═══ Records for processing
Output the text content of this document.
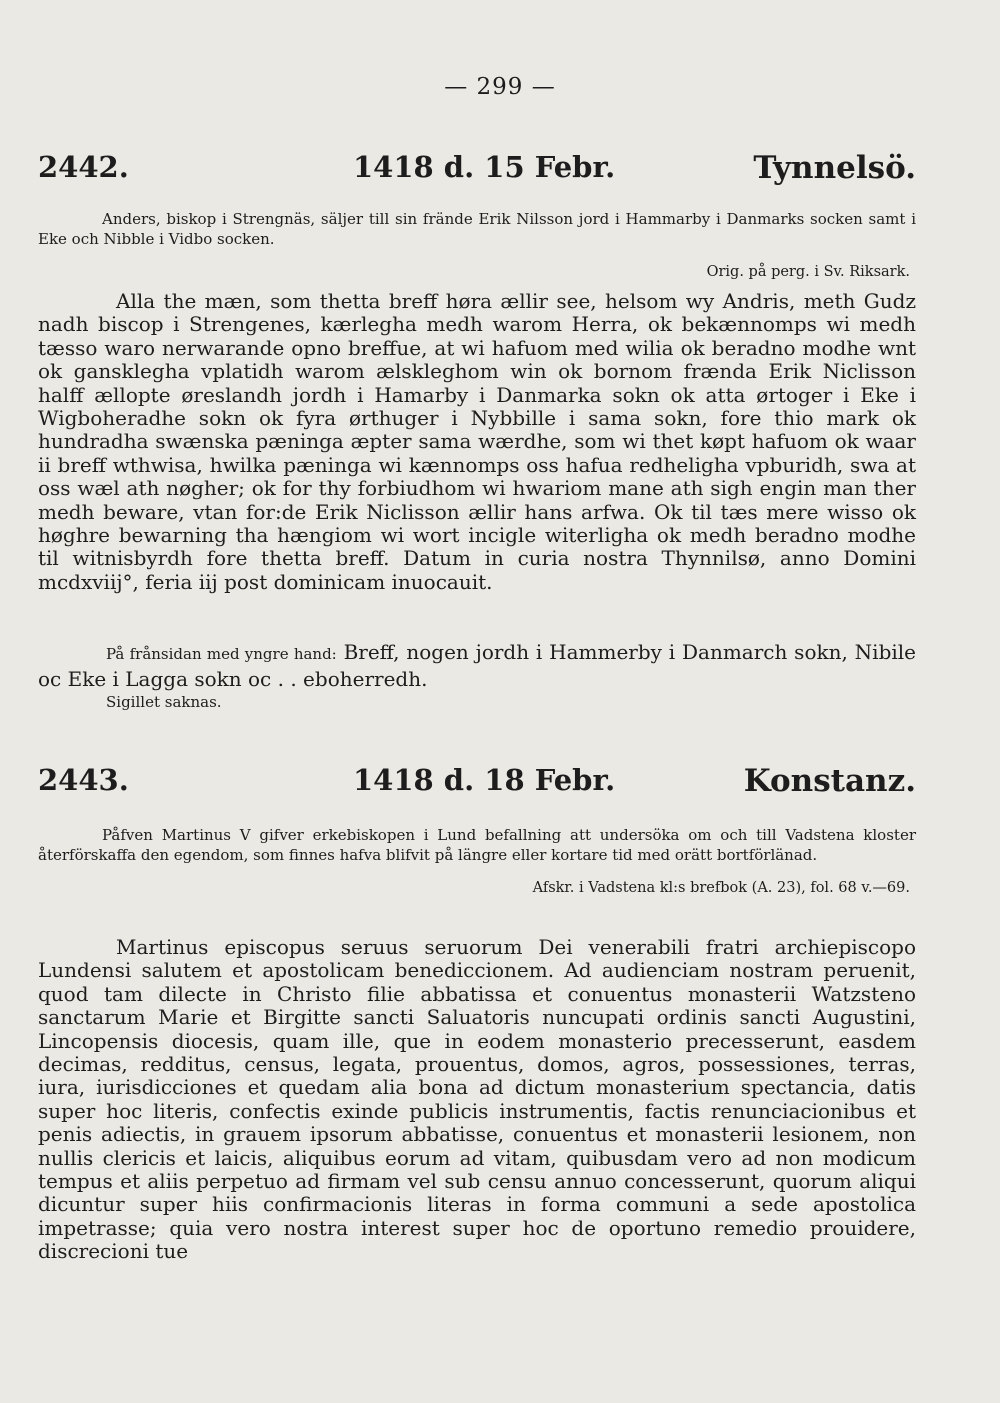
— 299 —
2442.	1418 d. 15 Febr.	Tynnelsö.
Anders, biskop i Strengnäs, säljer till sin frände Erik Nilsson jord i Hammarby i Danmarks socken samt i Eke och Nibble i Vidbo socken.
Orig. på perg. i Sv. Riksark.
Alla the mæn, som thetta breff høra ællir see, helsom wy Andris, meth Gudz nadh biscop i Strengenes, kærlegha medh warom Herra, ok bekænnomps wi medh tæsso waro nerwarande opno breffue, at wi hafuom med wilia ok beradno modhe wnt ok gansklegha vplatidh warom ælskleghom win ok bornom frænda Erik Niclisson halff ællopte øreslandh jordh i Hamarby i Danmarka sokn ok atta ørtoger i Eke i Wigboheradhe sokn ok fyra ørthuger i Nybbille i sama sokn, fore thio mark ok hundradha swænska pæninga æpter sama wærdhe, som wi thet køpt hafuom ok waar ii breff wthwisa, hwilka pæninga wi kænnomps oss hafua redheligha vpburidh, swa at oss wæl ath nøgher; ok for thy forbiudhom wi hwariom mane ath sigh engin man ther medh beware, vtan for:de Erik Niclisson ællir hans arfwa. Ok til tæs mere wisso ok høghre bewarning tha hængiom wi wort incigle witerligha ok medh beradno modhe til witnisbyrdh fore thetta breff. Datum in curia nostra Thynnilsø, anno Domini mcdxviij°, feria iij post dominicam inuocauit.
På frånsidan med yngre hand: Breff, nogen jordh i Hammerby i Danmarch sokn, Nibile oc Eke i Lagga sokn oc . . eboherredh.
Sigillet saknas.
2443.	1418 d. 18 Febr.	Konstanz.
Påfven Martinus V gifver erkebiskopen i Lund befallning att undersöka om och till Vadstena kloster återförskaffa den egendom, som finnes hafva blifvit på längre eller kortare tid med orätt bortförlänad.
Afskr. i Vadstena kl:s brefbok (A. 23), fol. 68 v.—69.
Martinus episcopus seruus seruorum Dei venerabili fratri archiepiscopo Lundensi salutem et apostolicam benediccionem. Ad audienciam nostram peruenit, quod tam dilecte in Christo filie abbatissa et conuentus monasterii Watzsteno sanctarum Marie et Birgitte sancti Saluatoris nuncupati ordinis sancti Augustini, Lincopensis diocesis, quam ille, que in eodem monasterio precesserunt, easdem decimas, redditus, census, legata, prouentus, domos, agros, possessiones, terras, iura, iurisdicciones et quedam alia bona ad dictum monasterium spectancia, datis super hoc literis, confectis exinde publicis instrumentis, factis renunciacionibus et penis adiectis, in grauem ipsorum abbatisse, conuentus et monasterii lesionem, non nullis clericis et laicis, aliquibus eorum ad vitam, quibusdam vero ad non modicum tempus et aliis perpetuo ad firmam vel sub censu annuo concesserunt, quorum aliqui dicuntur super hiis confirmacionis literas in forma communi a sede apostolica impetrasse; quia vero nostra interest super hoc de oportuno remedio prouidere, discrecioni tue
══════
* Work task *
The pictures in the entries above should be left out; all else must be copied exactly.

* Expected output *
Output the text content of this document.
— 299 —
2442.	1418 d. 15 Febr.	Tynnelsö.
Anders, biskop i Strengnäs, säljer till sin frände Erik Nilsson jord i Hammarby i Danmarks socken samt i Eke och Nibble i Vidbo socken.
Orig. på perg. i Sv. Riksark.
Alla the mæn, som thetta breff høra ællir see, helsom wy Andris, meth Gudz nadh biscop i Strengenes, kærlegha medh warom Herra, ok bekænnomps wi medh tæsso waro nerwarande opno breffue, at wi hafuom med wilia ok beradno modhe wnt ok gansklegha vplatidh warom ælskleghom win ok bornom frænda Erik Niclisson halff ællopte øreslandh jordh i Hamarby i Danmarka sokn ok atta ørtoger i Eke i Wigboheradhe sokn ok fyra ørthuger i Nybbille i sama sokn, fore thio mark ok hundradha swænska pæninga æpter sama wærdhe, som wi thet køpt hafuom ok waar ii breff wthwisa, hwilka pæninga wi kænnomps oss hafua redheligha vpburidh, swa at oss wæl ath nøgher; ok for thy forbiudhom wi hwariom mane ath sigh engin man ther medh beware, vtan for:de Erik Niclisson ællir hans arfwa. Ok til tæs mere wisso ok høghre bewarning tha hængiom wi wort incigle witerligha ok medh beradno modhe til witnisbyrdh fore thetta breff. Datum in curia nostra Thynnilsø, anno Domini mcdxviij°, feria iij post dominicam inuocauit.
På frånsidan med yngre hand: Breff, nogen jordh i Hammerby i Danmarch sokn, Nibile oc Eke i Lagga sokn oc . . eboherredh.
Sigillet saknas.
2443.	1418 d. 18 Febr.	Konstanz.
Påfven Martinus V gifver erkebiskopen i Lund befallning att undersöka om och till Vadstena kloster återförskaffa den egendom, som finnes hafva blifvit på längre eller kortare tid med orätt bortförlänad.
Afskr. i Vadstena kl:s brefbok (A. 23), fol. 68 v.—69.
Martinus episcopus seruus seruorum Dei venerabili fratri archiepiscopo Lundensi salutem et apostolicam benediccionem. Ad audienciam nostram peruenit, quod tam dilecte in Christo filie abbatissa et conuentus monasterii Watzsteno sanctarum Marie et Birgitte sancti Saluatoris nuncupati ordinis sancti Augustini, Lincopensis diocesis, quam ille, que in eodem monasterio precesserunt, easdem decimas, redditus, census, legata, prouentus, domos, agros, possessiones, terras, iura, iurisdicciones et quedam alia bona ad dictum monasterium spectancia, datis super hoc literis, confectis exinde publicis instrumentis, factis renunciacionibus et penis adiectis, in grauem ipsorum abbatisse, conuentus et monasterii lesionem, non nullis clericis et laicis, aliquibus eorum ad vitam, quibusdam vero ad non modicum tempus et aliis perpetuo ad firmam vel sub censu annuo concesserunt, quorum aliqui dicuntur super hiis confirmacionis literas in forma communi a sede apostolica impetrasse; quia vero nostra interest super hoc de oportuno remedio prouidere, discrecioni tue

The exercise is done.